* SUPPLIED MATERIAL
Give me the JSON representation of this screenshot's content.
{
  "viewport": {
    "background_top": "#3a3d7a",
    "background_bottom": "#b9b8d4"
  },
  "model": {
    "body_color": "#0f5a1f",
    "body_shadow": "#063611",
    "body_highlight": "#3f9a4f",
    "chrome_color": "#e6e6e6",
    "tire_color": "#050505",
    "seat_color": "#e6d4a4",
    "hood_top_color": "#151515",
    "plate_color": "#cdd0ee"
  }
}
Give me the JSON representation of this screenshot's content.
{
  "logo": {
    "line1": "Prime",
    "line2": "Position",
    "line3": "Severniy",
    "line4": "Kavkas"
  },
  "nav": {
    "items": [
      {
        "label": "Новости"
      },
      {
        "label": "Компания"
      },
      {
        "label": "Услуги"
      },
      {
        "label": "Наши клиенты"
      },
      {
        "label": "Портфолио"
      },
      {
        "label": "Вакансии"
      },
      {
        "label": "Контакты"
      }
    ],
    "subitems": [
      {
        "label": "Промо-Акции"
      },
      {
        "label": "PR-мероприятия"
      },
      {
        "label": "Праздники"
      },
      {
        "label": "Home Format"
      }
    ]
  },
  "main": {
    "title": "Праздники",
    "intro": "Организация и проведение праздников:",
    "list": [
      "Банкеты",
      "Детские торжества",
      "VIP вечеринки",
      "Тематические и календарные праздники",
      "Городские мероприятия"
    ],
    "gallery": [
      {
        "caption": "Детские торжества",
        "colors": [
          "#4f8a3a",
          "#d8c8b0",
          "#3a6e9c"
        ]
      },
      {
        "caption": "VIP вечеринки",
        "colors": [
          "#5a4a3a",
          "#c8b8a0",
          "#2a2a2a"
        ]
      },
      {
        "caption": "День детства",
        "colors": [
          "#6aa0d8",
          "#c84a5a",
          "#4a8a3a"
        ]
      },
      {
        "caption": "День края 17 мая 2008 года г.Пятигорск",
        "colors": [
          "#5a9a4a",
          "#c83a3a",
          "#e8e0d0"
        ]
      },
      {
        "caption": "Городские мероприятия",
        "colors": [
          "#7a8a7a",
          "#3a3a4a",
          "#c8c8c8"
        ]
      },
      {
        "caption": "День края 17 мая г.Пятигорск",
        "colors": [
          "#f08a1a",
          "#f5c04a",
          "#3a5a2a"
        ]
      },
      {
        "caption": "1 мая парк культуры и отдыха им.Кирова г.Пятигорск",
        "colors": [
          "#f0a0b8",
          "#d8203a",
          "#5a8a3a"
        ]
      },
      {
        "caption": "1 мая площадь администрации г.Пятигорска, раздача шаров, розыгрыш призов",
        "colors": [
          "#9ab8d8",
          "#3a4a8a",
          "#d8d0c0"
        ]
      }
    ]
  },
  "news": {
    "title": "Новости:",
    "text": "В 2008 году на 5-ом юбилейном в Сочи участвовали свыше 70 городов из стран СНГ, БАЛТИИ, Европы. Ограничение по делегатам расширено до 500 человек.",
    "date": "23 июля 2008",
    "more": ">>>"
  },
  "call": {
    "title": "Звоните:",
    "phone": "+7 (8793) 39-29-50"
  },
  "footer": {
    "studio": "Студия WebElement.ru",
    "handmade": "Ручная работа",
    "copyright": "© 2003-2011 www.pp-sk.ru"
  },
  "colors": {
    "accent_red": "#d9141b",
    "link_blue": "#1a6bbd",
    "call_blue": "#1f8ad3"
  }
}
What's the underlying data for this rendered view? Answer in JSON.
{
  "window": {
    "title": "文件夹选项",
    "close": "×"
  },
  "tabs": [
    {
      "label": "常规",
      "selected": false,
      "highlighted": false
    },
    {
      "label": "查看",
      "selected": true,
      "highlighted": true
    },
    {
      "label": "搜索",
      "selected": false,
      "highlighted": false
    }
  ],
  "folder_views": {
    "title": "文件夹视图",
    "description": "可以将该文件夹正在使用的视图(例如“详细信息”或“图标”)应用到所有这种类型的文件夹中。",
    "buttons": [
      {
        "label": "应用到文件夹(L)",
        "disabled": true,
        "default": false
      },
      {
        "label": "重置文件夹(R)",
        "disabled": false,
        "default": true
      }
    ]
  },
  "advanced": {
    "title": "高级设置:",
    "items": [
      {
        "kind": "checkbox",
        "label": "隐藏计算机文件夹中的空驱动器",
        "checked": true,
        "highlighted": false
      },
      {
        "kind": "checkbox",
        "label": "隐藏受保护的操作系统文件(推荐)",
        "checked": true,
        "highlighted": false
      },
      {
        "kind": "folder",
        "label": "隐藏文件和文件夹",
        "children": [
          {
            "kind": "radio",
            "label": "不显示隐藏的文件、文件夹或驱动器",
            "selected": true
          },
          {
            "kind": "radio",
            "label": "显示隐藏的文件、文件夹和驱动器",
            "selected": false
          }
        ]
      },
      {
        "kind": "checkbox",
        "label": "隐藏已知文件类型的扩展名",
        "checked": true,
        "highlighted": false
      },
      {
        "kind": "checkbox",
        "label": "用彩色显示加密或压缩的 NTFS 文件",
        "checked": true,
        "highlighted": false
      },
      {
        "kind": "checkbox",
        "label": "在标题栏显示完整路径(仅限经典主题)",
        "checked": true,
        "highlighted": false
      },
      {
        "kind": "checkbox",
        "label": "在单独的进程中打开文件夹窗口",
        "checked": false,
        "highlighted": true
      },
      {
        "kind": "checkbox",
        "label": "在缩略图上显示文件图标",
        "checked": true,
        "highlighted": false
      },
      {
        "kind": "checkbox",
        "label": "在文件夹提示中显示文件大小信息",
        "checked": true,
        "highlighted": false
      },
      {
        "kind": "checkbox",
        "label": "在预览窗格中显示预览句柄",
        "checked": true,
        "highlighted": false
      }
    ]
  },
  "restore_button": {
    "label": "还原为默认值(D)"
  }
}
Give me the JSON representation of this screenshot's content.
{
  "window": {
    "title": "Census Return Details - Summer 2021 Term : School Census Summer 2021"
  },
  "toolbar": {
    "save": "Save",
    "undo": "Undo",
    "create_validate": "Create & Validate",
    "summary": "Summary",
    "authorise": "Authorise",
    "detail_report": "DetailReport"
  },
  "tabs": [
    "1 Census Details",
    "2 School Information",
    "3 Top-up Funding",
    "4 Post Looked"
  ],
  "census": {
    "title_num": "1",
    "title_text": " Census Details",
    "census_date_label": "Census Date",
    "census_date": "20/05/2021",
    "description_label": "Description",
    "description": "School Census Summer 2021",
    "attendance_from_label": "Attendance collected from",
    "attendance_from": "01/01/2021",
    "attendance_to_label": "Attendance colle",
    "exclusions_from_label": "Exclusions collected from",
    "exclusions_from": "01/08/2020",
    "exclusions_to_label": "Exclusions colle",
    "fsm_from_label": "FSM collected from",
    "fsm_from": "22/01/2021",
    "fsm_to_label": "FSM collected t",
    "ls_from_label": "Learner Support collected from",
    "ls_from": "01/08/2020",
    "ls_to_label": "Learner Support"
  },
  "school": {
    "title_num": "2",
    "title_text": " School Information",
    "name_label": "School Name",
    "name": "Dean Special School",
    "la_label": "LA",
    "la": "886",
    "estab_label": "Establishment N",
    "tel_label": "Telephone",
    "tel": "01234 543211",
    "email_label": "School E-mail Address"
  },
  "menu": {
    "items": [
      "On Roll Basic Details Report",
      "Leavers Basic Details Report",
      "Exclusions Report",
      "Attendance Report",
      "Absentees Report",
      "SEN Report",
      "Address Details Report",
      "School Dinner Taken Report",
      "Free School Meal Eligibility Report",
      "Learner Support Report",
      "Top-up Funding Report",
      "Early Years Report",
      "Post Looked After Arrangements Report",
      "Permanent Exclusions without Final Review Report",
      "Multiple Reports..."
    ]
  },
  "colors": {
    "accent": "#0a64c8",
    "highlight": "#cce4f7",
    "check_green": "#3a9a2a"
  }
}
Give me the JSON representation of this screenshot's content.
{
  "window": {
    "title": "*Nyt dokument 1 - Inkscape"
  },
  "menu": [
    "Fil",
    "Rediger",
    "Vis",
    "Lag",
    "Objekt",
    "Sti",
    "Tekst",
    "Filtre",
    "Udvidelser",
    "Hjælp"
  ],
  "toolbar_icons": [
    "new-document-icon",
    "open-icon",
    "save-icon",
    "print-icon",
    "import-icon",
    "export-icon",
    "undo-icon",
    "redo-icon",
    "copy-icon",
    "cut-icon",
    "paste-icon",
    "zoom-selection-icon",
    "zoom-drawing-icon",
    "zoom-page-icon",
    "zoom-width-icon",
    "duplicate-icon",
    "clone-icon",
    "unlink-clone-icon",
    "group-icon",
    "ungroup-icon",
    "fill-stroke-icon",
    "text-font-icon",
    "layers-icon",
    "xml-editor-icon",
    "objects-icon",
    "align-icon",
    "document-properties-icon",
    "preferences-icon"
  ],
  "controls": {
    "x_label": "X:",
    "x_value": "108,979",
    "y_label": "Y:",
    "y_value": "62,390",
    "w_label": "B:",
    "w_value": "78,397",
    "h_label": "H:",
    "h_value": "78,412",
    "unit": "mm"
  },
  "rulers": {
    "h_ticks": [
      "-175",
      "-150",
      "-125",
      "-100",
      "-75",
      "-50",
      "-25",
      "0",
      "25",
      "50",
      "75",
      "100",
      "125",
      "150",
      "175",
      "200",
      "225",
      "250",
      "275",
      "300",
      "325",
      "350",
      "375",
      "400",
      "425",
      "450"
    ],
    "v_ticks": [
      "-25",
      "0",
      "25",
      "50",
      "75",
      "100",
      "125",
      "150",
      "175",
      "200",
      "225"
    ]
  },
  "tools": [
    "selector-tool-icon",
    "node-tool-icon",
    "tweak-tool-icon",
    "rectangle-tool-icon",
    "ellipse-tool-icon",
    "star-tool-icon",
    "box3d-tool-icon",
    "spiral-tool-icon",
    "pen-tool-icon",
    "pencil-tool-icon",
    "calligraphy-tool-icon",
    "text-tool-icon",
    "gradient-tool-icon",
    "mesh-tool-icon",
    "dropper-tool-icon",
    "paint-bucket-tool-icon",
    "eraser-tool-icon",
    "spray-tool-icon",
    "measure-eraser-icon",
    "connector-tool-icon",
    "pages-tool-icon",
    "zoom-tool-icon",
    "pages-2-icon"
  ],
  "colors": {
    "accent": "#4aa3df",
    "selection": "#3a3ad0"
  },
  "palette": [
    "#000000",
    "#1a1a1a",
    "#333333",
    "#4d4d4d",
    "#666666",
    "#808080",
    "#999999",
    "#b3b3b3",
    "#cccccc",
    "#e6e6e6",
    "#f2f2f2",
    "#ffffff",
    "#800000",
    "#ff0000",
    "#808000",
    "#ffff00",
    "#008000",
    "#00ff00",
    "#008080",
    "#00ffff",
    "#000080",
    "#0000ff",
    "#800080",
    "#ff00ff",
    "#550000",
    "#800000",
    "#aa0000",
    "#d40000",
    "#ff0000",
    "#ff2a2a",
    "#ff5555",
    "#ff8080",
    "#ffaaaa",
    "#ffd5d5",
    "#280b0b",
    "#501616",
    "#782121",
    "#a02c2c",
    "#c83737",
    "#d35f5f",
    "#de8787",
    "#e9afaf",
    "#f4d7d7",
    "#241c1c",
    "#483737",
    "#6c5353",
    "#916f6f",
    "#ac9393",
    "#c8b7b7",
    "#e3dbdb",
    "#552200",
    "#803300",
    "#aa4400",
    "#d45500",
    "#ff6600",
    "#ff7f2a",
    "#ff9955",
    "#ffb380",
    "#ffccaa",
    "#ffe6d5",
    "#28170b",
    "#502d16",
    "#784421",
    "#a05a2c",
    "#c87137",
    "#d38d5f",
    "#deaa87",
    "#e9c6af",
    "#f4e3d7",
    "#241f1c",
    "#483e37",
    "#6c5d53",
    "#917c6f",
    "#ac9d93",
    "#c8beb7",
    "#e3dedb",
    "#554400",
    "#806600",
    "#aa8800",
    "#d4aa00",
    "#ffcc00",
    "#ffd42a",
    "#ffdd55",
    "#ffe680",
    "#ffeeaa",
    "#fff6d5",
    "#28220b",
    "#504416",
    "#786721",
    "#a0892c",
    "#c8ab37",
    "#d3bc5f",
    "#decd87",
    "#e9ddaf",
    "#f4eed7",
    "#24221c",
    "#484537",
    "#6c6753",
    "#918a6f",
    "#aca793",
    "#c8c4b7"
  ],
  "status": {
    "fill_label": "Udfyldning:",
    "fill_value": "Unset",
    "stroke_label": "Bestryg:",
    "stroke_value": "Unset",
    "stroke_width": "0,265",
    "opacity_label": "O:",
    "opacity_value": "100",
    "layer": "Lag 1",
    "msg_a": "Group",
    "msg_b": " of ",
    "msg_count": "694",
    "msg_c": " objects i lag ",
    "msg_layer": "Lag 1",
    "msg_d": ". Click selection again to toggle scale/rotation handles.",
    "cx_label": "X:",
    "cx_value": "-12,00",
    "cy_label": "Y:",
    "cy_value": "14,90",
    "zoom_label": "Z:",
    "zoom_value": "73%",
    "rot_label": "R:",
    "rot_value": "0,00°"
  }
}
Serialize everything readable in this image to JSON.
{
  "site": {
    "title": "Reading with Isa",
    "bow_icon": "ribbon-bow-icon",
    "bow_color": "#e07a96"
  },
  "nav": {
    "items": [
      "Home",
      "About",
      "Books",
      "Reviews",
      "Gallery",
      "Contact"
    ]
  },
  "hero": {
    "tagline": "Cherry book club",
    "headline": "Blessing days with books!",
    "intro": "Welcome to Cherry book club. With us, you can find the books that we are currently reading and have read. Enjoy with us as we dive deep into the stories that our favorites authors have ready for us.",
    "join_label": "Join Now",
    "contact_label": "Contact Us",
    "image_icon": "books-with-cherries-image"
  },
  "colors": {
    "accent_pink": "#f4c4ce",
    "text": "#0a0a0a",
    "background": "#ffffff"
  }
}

* AIM
Only the number is wanted: how many lines of these entries contain the string "Details"?

* SOLUTION TO THIS EXERCISE
6